-- Begin --

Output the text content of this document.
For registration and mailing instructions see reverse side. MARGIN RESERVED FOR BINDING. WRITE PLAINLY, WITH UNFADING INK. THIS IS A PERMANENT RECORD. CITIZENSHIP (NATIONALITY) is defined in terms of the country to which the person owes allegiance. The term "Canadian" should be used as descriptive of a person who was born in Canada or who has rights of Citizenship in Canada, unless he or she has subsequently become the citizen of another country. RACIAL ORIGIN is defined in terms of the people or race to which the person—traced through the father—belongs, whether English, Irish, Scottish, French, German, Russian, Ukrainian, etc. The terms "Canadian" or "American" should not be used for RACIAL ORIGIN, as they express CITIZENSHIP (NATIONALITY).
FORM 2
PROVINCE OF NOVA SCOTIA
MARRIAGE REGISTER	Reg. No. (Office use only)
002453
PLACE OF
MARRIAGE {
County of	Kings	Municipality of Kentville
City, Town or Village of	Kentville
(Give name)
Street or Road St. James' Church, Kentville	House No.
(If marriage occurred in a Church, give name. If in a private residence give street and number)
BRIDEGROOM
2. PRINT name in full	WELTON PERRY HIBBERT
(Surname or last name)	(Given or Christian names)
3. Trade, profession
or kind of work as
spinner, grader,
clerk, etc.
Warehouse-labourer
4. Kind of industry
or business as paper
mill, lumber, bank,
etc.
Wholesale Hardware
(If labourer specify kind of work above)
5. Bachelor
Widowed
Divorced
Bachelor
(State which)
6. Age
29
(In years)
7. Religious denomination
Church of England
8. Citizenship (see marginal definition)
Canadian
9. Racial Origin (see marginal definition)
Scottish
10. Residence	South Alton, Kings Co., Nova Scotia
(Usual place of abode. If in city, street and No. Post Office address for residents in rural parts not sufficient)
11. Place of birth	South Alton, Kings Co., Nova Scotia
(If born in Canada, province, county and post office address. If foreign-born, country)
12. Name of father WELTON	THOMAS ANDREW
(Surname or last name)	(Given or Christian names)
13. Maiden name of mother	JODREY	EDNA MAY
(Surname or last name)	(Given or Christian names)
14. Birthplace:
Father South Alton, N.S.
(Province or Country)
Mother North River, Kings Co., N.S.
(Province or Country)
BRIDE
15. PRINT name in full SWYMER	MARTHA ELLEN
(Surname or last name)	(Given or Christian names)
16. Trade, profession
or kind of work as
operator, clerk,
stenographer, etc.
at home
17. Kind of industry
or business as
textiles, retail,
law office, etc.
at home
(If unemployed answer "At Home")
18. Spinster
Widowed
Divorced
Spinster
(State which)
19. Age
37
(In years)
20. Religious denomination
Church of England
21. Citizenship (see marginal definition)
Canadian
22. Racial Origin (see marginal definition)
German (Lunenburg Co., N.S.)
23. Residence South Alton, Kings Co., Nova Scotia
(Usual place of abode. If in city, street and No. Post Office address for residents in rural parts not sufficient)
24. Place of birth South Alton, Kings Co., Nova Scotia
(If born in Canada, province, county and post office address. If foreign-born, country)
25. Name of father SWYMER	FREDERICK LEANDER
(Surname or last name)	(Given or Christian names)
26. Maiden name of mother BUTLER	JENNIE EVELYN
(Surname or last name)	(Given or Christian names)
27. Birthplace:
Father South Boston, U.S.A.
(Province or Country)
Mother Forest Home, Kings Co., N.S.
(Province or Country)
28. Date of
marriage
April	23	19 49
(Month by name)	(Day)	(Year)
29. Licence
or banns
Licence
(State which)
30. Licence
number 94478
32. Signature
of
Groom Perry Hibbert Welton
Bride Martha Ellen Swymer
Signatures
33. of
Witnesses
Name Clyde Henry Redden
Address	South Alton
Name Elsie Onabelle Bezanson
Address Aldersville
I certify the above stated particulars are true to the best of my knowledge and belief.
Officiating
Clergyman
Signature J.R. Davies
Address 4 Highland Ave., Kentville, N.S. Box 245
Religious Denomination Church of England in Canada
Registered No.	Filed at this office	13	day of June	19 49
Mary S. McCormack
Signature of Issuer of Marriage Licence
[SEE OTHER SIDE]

-- End --

**What is needed:**
Retype the material in full, character for character.

**Solution to this problem:**
Output the text content of this document.
For registration and mailing instructions see reverse side. MARGIN RESERVED FOR BINDING. WRITE PLAINLY, WITH UNFADING INK. THIS IS A PERMANENT RECORD. CITIZENSHIP (NATIONALITY) is defined in terms of the country to which the person owes allegiance. The term "Canadian" should be used as descriptive of a person who was born in Canada or who has rights of Citizenship in Canada, unless he or she has subsequently become the citizen of another country. RACIAL ORIGIN is defined in terms of the people or race to which the person—traced through the father—belongs, whether English, Irish, Scottish, French, German, Russian, Ukrainian, etc. The terms "Canadian" or "American" should not be used for RACIAL ORIGIN, as they express CITIZENSHIP (NATIONALITY).
FORM 2
PROVINCE OF NOVA SCOTIA
MARRIAGE REGISTER	Reg. No. (Office use only)
002453
PLACE OF
MARRIAGE {
County of	Kings	Municipality of Kentville
City, Town or Village of	Kentville
(Give name)
Street or Road St. James' Church, Kentville	House No.
(If marriage occurred in a Church, give name. If in a private residence give street and number)
BRIDEGROOM
2. PRINT name in full	WELTON PERRY HIBBERT
(Surname or last name)	(Given or Christian names)
3. Trade, profession
or kind of work as
spinner, grader,
clerk, etc.
Warehouse-labourer
4. Kind of industry
or business as paper
mill, lumber, bank,
etc.
Wholesale Hardware
(If labourer specify kind of work above)
5. Bachelor
Widowed
Divorced
Bachelor
(State which)
6. Age
29
(In years)
7. Religious denomination
Church of England
8. Citizenship (see marginal definition)
Canadian
9. Racial Origin (see marginal definition)
Scottish
10. Residence	South Alton, Kings Co., Nova Scotia
(Usual place of abode. If in city, street and No. Post Office address for residents in rural parts not sufficient)
11. Place of birth	South Alton, Kings Co., Nova Scotia
(If born in Canada, province, county and post office address. If foreign-born, country)
12. Name of father WELTON	THOMAS ANDREW
(Surname or last name)	(Given or Christian names)
13. Maiden name of mother	JODREY	EDNA MAY
(Surname or last name)	(Given or Christian names)
14. Birthplace:
Father South Alton, N.S.
(Province or Country)
Mother North River, Kings Co., N.S.
(Province or Country)
BRIDE
15. PRINT name in full SWYMER	MARTHA ELLEN
(Surname or last name)	(Given or Christian names)
16. Trade, profession
or kind of work as
operator, clerk,
stenographer, etc.
at home
17. Kind of industry
or business as
textiles, retail,
law office, etc.
at home
(If unemployed answer "At Home")
18. Spinster
Widowed
Divorced
Spinster
(State which)
19. Age
37
(In years)
20. Religious denomination
Church of England
21. Citizenship (see marginal definition)
Canadian
22. Racial Origin (see marginal definition)
German (Lunenburg Co., N.S.)
23. Residence South Alton, Kings Co., Nova Scotia
(Usual place of abode. If in city, street and No. Post Office address for residents in rural parts not sufficient)
24. Place of birth South Alton, Kings Co., Nova Scotia
(If born in Canada, province, county and post office address. If foreign-born, country)
25. Name of father SWYMER	FREDERICK LEANDER
(Surname or last name)	(Given or Christian names)
26. Maiden name of mother BUTLER	JENNIE EVELYN
(Surname or last name)	(Given or Christian names)
27. Birthplace:
Father South Boston, U.S.A.
(Province or Country)
Mother Forest Home, Kings Co., N.S.
(Province or Country)
28. Date of
marriage
April	23	19 49
(Month by name)	(Day)	(Year)
29. Licence
or banns
Licence
(State which)
30. Licence
number 94478
32. Signature
of
Groom Perry Hibbert Welton
Bride Martha Ellen Swymer
Signatures
33. of
Witnesses
Name Clyde Henry Redden
Address	South Alton
Name Elsie Onabelle Bezanson
Address Aldersville
I certify the above stated particulars are true to the best of my knowledge and belief.
Officiating
Clergyman
Signature J.R. Davies
Address 4 Highland Ave., Kentville, N.S. Box 245
Religious Denomination Church of England in Canada
Registered No.	Filed at this office	13	day of June	19 49
Mary S. McCormack
Signature of Issuer of Marriage Licence
[SEE OTHER SIDE]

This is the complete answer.